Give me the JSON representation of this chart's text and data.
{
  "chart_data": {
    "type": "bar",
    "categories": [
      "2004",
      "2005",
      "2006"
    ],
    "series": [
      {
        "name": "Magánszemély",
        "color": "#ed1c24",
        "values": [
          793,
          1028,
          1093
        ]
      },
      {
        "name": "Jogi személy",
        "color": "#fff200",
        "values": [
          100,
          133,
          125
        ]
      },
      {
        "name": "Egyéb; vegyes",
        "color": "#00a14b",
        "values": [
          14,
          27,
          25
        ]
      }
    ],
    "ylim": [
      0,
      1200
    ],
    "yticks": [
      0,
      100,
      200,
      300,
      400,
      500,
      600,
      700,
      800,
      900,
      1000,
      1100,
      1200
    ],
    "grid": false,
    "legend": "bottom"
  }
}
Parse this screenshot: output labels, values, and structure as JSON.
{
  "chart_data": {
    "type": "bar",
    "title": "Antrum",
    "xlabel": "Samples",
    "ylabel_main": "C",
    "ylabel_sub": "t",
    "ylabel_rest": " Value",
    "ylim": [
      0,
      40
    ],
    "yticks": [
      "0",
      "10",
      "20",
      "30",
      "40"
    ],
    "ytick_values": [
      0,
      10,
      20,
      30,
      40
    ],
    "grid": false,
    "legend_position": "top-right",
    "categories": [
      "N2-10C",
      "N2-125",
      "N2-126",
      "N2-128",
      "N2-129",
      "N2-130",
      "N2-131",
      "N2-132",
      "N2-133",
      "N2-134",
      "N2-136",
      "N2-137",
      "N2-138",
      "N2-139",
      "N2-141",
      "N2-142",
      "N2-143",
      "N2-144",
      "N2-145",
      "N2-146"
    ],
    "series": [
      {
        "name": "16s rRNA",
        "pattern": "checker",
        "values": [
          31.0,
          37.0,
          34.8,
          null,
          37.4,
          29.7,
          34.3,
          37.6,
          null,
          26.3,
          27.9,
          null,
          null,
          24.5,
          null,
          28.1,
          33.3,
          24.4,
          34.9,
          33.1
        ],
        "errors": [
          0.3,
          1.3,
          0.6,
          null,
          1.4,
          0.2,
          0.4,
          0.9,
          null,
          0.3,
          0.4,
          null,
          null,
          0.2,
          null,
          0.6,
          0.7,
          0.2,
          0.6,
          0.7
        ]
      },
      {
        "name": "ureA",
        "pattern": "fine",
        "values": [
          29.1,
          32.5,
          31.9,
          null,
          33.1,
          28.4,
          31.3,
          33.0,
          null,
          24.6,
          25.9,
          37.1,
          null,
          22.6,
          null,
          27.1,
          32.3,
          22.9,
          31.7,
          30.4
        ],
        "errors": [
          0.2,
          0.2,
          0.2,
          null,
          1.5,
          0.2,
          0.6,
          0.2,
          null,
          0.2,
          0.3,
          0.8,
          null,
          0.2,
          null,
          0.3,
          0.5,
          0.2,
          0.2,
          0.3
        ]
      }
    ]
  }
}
• • • •
Stated goal: Recopy all the lines exactly as they appear.

Solved problem:
Give me the JSON representation of this chart's text and data.
{
  "chart_data": {
    "type": "bar",
    "categories": [
      "2004",
      "2005",
      "2006"
    ],
    "series": [
      {
        "name": "Magánszemély",
        "color": "#ed1c24",
        "values": [
          793,
          1028,
          1093
        ]
      },
      {
        "name": "Jogi személy",
        "color": "#fff200",
        "values": [
          100,
          133,
          125
        ]
      },
      {
        "name": "Egyéb; vegyes",
        "color": "#00a14b",
        "values": [
          14,
          27,
          25
        ]
      }
    ],
    "ylim": [
      0,
      1200
    ],
    "yticks": [
      0,
      100,
      200,
      300,
      400,
      500,
      600,
      700,
      800,
      900,
      1000,
      1100,
      1200
    ],
    "grid": false,
    "legend": "bottom"
  }
}
Parse this screenshot: output labels, values, and structure as JSON.
{
  "chart_data": {
    "type": "bar",
    "title": "Antrum",
    "xlabel": "Samples",
    "ylabel_main": "C",
    "ylabel_sub": "t",
    "ylabel_rest": " Value",
    "ylim": [
      0,
      40
    ],
    "yticks": [
      "0",
      "10",
      "20",
      "30",
      "40"
    ],
    "ytick_values": [
      0,
      10,
      20,
      30,
      40
    ],
    "grid": false,
    "legend_position": "top-right",
    "categories": [
      "N2-10C",
      "N2-125",
      "N2-126",
      "N2-128",
      "N2-129",
      "N2-130",
      "N2-131",
      "N2-132",
      "N2-133",
      "N2-134",
      "N2-136",
      "N2-137",
      "N2-138",
      "N2-139",
      "N2-141",
      "N2-142",
      "N2-143",
      "N2-144",
      "N2-145",
      "N2-146"
    ],
    "series": [
      {
        "name": "16s rRNA",
        "pattern": "checker",
        "values": [
          31.0,
          37.0,
          34.8,
          null,
          37.4,
          29.7,
          34.3,
          37.6,
          null,
          26.3,
          27.9,
          null,
          null,
          24.5,
          null,
          28.1,
          33.3,
          24.4,
          34.9,
          33.1
        ],
        "errors": [
          0.3,
          1.3,
          0.6,
          null,
          1.4,
          0.2,
          0.4,
          0.9,
          null,
          0.3,
          0.4,
          null,
          null,
          0.2,
          null,
          0.6,
          0.7,
          0.2,
          0.6,
          0.7
        ]
      },
      {
        "name": "ureA",
        "pattern": "fine",
        "values": [
          29.1,
          32.5,
          31.9,
          null,
          33.1,
          28.4,
          31.3,
          33.0,
          null,
          24.6,
          25.9,
          37.1,
          null,
          22.6,
          null,
          27.1,
          32.3,
          22.9,
          31.7,
          30.4
        ],
        "errors": [
          0.2,
          0.2,
          0.2,
          null,
          1.5,
          0.2,
          0.6,
          0.2,
          null,
          0.2,
          0.3,
          0.8,
          null,
          0.2,
          null,
          0.3,
          0.5,
          0.2,
          0.2,
          0.3
        ]
      }
    ]
  }
}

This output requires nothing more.